• **Task**: Extract each line holding the word "heading" from the entries.

Data records:
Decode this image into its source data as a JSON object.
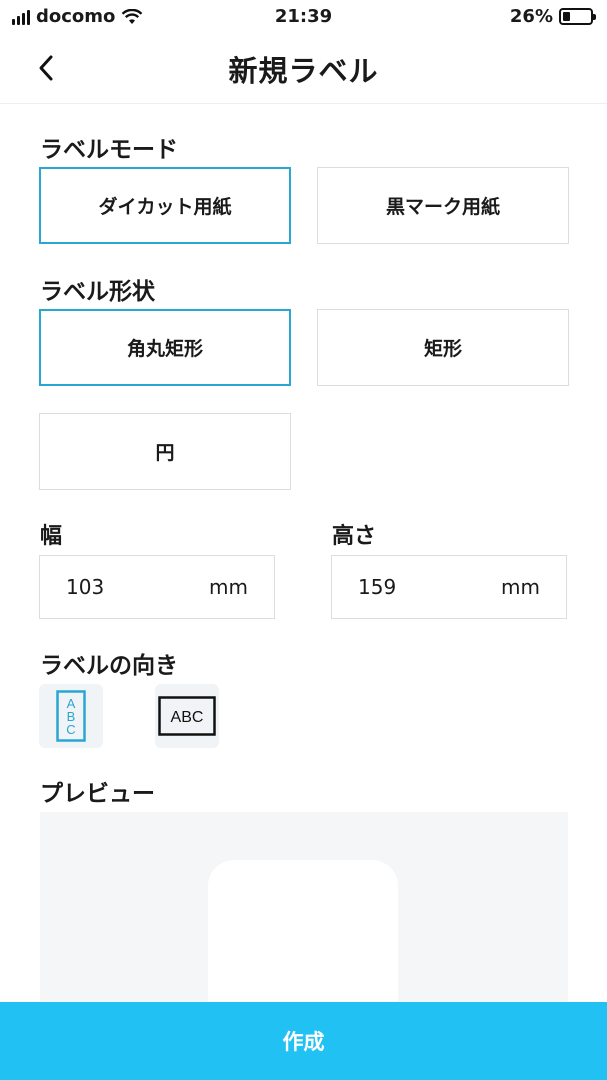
{
  "status_bar": {
    "carrier": "docomo",
    "time": "21:39",
    "battery_percent": "26%",
    "battery_level": 0.26
  },
  "nav": {
    "title": "新規ラベル",
    "back_icon": "chevron-left-icon"
  },
  "label_mode": {
    "heading": "ラベルモード",
    "options": [
      {
        "label": "ダイカット用紙",
        "selected": true
      },
      {
        "label": "黒マーク用紙",
        "selected": false
      }
    ]
  },
  "label_shape": {
    "heading": "ラベル形状",
    "options": [
      {
        "label": "角丸矩形",
        "selected": true
      },
      {
        "label": "矩形",
        "selected": false
      },
      {
        "label": "円",
        "selected": false
      }
    ]
  },
  "dimensions": {
    "width": {
      "label": "幅",
      "value": "103",
      "unit": "mm"
    },
    "height": {
      "label": "高さ",
      "value": "159",
      "unit": "mm"
    }
  },
  "orientation": {
    "heading": "ラベルの向き",
    "vertical_text": "ABC",
    "horizontal_text": "ABC",
    "selected": "vertical"
  },
  "preview": {
    "heading": "プレビュー"
  },
  "create_button": {
    "label": "作成"
  },
  "colors": {
    "accent": "#29a7d3",
    "button": "#22c1f4",
    "border": "#dddddd",
    "preview_bg": "#f4f6f7"
  }
}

• **Worked answer**:
    "heading": "ラベルモード",
    "heading": "ラベル形状",
    "heading": "ラベルの向き",
    "heading": "プレビュー"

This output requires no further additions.